--- Stated goal ---
Only lines with the word "elle" are needed; collect each of them from the listing below.

· · · · · · ·

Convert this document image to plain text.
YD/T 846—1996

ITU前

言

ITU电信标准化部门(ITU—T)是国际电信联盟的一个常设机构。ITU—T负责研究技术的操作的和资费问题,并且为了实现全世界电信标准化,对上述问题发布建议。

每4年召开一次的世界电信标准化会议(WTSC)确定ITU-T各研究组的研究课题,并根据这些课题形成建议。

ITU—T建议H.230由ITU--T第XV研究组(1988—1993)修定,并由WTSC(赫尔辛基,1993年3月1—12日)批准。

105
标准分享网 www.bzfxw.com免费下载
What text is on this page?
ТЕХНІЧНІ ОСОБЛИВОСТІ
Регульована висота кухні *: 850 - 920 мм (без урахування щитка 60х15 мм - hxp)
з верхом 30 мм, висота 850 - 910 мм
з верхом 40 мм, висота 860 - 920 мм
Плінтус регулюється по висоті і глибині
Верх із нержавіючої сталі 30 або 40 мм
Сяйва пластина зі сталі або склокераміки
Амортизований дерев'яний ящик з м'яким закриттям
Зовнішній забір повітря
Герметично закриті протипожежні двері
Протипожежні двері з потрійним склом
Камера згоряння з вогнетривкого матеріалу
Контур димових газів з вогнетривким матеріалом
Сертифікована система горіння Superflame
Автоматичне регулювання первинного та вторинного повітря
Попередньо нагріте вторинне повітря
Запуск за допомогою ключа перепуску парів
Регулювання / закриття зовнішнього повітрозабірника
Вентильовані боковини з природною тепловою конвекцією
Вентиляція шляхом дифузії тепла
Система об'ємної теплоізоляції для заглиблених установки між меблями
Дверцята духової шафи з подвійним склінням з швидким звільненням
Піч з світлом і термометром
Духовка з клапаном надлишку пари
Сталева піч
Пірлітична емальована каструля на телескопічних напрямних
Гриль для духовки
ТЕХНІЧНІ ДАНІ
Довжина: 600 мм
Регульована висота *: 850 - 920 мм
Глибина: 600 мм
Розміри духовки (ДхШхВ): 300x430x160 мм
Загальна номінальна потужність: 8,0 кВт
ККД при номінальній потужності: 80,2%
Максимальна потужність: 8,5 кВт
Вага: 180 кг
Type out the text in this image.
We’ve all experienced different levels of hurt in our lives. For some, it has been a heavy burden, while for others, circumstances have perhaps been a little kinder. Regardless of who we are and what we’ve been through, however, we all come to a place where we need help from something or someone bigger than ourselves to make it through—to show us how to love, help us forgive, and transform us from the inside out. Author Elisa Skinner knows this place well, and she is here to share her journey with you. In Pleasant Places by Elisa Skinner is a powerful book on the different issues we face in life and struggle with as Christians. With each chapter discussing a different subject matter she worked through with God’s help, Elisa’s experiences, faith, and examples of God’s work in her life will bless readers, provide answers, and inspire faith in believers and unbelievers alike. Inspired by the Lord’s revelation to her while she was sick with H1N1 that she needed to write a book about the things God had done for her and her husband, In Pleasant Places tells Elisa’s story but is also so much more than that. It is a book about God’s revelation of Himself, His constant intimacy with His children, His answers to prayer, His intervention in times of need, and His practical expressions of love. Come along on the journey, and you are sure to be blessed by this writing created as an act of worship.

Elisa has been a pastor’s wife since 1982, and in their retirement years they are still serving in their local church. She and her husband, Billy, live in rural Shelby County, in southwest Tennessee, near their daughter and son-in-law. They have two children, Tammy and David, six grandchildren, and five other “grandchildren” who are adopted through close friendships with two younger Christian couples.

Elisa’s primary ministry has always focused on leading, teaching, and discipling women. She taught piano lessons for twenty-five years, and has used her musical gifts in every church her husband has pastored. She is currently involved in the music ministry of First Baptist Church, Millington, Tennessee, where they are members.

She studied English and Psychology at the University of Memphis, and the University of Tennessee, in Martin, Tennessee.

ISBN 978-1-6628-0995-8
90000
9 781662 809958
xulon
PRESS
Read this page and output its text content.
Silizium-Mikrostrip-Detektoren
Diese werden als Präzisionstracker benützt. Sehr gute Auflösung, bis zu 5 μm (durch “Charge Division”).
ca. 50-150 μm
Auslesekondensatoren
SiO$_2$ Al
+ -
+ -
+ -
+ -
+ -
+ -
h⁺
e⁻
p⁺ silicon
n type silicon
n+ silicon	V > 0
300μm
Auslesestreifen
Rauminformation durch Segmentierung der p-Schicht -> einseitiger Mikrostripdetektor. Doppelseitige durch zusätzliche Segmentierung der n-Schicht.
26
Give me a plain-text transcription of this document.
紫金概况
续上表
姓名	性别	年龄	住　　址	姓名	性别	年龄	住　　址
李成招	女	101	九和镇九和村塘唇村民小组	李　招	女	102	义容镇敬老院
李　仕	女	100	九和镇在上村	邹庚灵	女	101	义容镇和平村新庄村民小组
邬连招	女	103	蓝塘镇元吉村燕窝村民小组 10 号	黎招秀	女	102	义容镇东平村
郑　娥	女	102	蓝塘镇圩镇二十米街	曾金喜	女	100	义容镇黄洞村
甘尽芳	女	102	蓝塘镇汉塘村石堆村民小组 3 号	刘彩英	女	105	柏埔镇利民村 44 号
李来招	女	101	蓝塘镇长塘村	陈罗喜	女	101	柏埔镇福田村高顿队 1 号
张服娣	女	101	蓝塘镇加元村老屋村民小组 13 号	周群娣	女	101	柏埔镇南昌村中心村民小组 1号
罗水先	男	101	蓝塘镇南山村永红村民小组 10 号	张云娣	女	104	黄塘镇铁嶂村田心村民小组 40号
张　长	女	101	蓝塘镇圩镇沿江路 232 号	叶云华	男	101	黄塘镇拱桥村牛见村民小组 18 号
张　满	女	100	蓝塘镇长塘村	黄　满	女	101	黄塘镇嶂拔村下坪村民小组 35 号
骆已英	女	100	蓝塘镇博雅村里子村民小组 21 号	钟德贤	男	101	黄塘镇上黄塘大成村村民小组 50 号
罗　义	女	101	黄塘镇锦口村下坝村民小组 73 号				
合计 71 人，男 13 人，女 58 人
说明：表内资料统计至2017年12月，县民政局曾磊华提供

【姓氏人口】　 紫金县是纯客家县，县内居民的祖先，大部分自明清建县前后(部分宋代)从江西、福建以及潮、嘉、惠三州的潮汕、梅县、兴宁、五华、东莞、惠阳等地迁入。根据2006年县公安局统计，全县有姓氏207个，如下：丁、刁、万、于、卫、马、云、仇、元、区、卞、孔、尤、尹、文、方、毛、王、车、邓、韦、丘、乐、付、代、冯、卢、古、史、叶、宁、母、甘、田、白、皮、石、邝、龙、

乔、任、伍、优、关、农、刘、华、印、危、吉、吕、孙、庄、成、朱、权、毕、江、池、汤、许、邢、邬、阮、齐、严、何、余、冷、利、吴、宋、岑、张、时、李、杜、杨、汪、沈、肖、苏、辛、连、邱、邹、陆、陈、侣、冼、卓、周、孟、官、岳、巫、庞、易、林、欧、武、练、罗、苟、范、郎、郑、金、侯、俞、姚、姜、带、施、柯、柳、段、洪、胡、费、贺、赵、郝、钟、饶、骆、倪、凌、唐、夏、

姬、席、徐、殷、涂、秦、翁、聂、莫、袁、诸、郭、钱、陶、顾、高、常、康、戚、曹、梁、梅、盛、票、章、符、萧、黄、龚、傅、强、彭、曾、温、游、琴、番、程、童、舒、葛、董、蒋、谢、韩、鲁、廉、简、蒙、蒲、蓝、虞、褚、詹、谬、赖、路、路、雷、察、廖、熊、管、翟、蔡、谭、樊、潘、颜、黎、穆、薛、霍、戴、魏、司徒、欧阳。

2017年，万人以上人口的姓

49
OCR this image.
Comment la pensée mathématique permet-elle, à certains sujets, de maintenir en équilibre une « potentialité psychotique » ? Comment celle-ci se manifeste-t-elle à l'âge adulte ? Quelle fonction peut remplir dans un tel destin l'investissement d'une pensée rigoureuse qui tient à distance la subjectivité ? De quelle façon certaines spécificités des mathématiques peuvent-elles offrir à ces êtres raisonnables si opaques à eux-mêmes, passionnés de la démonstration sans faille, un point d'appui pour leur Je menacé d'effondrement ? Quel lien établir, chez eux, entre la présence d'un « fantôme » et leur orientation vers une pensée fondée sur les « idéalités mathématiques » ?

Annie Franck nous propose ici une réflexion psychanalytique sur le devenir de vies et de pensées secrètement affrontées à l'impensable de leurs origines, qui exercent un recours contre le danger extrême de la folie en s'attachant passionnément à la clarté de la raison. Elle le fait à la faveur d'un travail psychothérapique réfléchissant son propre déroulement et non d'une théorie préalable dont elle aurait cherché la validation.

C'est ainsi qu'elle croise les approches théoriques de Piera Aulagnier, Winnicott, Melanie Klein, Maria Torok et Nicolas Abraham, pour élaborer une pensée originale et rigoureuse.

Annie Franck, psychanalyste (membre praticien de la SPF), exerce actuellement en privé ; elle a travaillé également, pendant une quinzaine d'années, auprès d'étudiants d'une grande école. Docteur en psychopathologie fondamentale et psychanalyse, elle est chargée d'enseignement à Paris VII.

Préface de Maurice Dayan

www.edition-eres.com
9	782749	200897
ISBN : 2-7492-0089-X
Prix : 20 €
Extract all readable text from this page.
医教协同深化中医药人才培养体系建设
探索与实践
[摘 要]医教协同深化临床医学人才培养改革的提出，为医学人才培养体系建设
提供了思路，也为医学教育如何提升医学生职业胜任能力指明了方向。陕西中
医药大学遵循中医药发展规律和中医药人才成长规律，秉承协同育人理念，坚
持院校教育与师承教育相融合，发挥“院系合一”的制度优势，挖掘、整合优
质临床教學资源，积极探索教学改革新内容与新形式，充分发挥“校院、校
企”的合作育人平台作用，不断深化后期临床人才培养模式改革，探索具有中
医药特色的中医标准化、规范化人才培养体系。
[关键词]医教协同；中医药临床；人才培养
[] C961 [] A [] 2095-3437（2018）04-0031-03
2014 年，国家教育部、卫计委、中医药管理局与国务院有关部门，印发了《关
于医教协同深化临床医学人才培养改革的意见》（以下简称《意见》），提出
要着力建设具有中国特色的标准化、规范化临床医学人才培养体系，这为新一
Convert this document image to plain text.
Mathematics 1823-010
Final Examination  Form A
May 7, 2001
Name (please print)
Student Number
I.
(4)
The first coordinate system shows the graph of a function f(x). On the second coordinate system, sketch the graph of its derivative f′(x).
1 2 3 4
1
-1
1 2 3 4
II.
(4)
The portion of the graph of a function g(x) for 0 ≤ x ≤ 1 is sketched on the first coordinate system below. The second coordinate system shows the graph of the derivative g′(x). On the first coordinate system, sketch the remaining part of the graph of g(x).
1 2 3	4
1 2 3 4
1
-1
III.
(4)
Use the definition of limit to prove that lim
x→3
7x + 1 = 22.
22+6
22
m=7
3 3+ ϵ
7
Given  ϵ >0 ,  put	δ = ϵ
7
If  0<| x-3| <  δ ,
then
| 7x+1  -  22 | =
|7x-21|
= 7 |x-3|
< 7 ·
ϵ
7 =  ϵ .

· · · · · · ·

--- Complete output ---
Comment la pensée mathématique permet-elle, à certains sujets, de maintenir en équilibre une « potentialité psychotique » ? Comment celle-ci se manifeste-t-elle à l'âge adulte ? Quelle fonction peut remplir dans un tel destin l'investissement d'une pensée rigoureuse qui tient à distance la subjectivité ? De quelle façon certaines spécificités des mathématiques peuvent-elles offrir à ces êtres raisonnables si opaques à eux-mêmes, passionnés de la démonstration sans faille, un point d'appui pour leur Je menacé d'effondrement ? Quel lien établir, chez eux, entre la présence d'un « fantôme » et leur orientation vers une pensée fondée sur les « idéalités mathématiques » ?
Annie Franck nous propose ici une réflexion psychanalytique sur le devenir de vies et de pensées secrètement affrontées à l'impensable de leurs origines, qui exercent un recours contre le danger extrême de la folie en s'attachant passionnément à la clarté de la raison. Elle le fait à la faveur d'un travail psychothérapique réfléchissant son propre déroulement et non d'une théorie préalable dont elle aurait cherché la validation.
C'est ainsi qu'elle croise les approches théoriques de Piera Aulagnier, Winnicott, Melanie Klein, Maria Torok et Nicolas Abraham, pour élaborer une pensée originale et rigoureuse.
Annie Franck, psychanalyste (membre praticien de la SPF), exerce actuellement en privé ; elle a travaillé également, pendant une quinzaine d'années, auprès d'étudiants d'une grande école. Docteur en psychopathologie fondamentale et psychanalyse, elle est chargée d'enseignement à Paris VII.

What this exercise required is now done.